Return all lines where the word "question" can be found.

*Supplied records*
# # #
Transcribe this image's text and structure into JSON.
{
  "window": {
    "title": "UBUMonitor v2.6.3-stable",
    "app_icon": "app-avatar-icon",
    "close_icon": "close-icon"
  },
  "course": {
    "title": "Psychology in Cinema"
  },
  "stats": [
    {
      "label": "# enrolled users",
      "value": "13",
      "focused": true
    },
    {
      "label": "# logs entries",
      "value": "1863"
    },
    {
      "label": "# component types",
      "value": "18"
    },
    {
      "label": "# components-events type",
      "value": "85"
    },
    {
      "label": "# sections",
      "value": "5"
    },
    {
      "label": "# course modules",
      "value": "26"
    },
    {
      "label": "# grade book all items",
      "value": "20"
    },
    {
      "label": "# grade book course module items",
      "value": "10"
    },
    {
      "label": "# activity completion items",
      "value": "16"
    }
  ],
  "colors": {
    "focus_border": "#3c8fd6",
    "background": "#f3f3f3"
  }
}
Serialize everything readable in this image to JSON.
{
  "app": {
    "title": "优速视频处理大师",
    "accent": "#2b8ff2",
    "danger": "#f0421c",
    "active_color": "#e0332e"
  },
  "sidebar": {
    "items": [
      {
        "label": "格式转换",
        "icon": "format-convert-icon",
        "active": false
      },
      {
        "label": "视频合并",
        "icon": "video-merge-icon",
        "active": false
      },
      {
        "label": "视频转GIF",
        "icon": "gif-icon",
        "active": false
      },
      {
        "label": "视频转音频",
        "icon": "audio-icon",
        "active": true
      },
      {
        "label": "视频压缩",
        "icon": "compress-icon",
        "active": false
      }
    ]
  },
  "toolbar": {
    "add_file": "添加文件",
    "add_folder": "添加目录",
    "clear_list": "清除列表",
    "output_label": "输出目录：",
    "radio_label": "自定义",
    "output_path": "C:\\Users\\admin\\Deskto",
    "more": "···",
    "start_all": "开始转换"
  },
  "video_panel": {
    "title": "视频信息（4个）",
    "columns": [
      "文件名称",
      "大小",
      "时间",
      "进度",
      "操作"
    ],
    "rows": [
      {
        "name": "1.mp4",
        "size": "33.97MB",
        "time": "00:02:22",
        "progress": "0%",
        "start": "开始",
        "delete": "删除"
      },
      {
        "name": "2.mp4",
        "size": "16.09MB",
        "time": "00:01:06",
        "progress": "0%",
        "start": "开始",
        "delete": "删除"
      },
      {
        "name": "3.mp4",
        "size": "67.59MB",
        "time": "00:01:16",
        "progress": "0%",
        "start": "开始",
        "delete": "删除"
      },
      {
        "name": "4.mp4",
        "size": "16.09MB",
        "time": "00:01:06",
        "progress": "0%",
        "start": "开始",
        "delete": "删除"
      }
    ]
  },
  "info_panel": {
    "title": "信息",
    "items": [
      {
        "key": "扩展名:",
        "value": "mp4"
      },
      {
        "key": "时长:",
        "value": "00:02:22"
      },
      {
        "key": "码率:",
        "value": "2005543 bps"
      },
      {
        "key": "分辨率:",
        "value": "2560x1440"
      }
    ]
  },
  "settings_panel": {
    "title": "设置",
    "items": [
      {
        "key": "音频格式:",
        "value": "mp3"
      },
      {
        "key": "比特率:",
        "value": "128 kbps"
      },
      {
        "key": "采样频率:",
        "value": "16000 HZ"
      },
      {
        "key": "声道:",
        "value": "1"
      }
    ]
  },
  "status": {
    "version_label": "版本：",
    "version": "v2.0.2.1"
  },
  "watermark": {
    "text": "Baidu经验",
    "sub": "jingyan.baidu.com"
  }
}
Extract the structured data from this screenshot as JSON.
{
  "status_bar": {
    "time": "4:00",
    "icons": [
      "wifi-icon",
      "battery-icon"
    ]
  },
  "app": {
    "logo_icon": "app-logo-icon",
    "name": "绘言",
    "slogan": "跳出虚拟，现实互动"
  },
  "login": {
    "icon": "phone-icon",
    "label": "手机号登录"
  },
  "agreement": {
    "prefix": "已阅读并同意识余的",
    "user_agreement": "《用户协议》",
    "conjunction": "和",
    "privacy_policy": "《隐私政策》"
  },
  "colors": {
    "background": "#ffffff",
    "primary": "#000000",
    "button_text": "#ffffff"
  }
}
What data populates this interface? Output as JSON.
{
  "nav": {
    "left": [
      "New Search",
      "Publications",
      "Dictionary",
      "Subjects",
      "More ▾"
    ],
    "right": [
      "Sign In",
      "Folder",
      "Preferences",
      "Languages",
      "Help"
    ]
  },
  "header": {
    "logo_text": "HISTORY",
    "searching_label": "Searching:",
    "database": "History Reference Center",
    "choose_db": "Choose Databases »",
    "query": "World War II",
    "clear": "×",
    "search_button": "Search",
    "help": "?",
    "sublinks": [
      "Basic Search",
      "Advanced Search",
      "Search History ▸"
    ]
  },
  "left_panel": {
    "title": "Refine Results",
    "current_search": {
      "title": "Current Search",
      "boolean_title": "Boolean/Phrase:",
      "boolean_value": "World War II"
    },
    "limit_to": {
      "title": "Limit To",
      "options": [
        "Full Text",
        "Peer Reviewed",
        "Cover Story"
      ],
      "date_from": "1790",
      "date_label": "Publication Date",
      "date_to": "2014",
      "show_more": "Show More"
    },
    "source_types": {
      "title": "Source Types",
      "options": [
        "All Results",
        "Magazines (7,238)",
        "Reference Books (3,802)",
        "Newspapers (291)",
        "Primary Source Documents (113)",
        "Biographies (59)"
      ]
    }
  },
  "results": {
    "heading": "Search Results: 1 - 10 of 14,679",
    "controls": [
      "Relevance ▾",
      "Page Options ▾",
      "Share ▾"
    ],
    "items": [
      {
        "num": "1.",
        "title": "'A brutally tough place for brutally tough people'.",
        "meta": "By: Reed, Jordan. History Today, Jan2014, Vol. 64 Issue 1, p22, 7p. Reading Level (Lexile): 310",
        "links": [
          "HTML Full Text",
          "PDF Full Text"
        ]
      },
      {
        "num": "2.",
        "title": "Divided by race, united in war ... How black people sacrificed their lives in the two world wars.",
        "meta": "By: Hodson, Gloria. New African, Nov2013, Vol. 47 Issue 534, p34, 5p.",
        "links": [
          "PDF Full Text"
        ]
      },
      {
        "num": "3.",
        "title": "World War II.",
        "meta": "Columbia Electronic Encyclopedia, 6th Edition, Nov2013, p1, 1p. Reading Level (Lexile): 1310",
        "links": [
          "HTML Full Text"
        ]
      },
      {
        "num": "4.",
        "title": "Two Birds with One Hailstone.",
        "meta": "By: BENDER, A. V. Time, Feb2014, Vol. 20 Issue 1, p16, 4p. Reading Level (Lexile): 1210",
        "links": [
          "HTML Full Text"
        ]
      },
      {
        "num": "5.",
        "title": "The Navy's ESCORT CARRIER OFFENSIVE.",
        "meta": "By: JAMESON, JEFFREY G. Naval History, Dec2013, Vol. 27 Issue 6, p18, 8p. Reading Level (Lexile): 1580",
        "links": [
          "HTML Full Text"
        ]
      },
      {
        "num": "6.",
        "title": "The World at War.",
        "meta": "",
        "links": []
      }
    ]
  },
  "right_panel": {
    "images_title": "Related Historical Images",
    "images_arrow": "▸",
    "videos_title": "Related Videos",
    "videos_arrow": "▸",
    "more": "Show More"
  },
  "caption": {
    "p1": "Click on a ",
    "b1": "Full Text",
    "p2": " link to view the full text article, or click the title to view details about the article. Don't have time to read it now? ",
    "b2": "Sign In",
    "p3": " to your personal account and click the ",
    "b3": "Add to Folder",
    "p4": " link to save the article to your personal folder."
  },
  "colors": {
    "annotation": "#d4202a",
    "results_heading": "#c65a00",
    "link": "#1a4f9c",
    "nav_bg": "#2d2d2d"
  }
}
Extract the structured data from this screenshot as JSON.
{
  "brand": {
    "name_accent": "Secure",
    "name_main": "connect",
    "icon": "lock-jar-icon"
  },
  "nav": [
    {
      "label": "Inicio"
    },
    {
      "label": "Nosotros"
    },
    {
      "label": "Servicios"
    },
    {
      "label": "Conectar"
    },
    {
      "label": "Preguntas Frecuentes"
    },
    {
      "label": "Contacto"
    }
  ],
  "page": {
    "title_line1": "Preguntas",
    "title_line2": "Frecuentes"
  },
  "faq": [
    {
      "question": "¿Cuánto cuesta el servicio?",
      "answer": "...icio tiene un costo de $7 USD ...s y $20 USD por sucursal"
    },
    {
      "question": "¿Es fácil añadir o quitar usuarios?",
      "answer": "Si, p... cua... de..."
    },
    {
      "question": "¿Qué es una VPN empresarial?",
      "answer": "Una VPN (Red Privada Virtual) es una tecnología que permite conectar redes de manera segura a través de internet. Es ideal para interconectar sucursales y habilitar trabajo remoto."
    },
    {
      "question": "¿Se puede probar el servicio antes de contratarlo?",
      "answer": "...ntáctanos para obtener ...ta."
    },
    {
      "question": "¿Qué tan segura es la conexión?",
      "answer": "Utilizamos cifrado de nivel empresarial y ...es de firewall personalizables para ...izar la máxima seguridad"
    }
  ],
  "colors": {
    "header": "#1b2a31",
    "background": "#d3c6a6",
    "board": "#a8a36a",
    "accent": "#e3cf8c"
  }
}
# # #
*Right answer*
      "question": "¿Cuánto cuesta el servicio?",
      "question": "¿Es fácil añadir o quitar usuarios?",
      "question": "¿Qué es una VPN empresarial?",
      "question": "¿Se puede probar el servicio antes de contratarlo?",
      "question": "¿Qué tan segura es la conexión?",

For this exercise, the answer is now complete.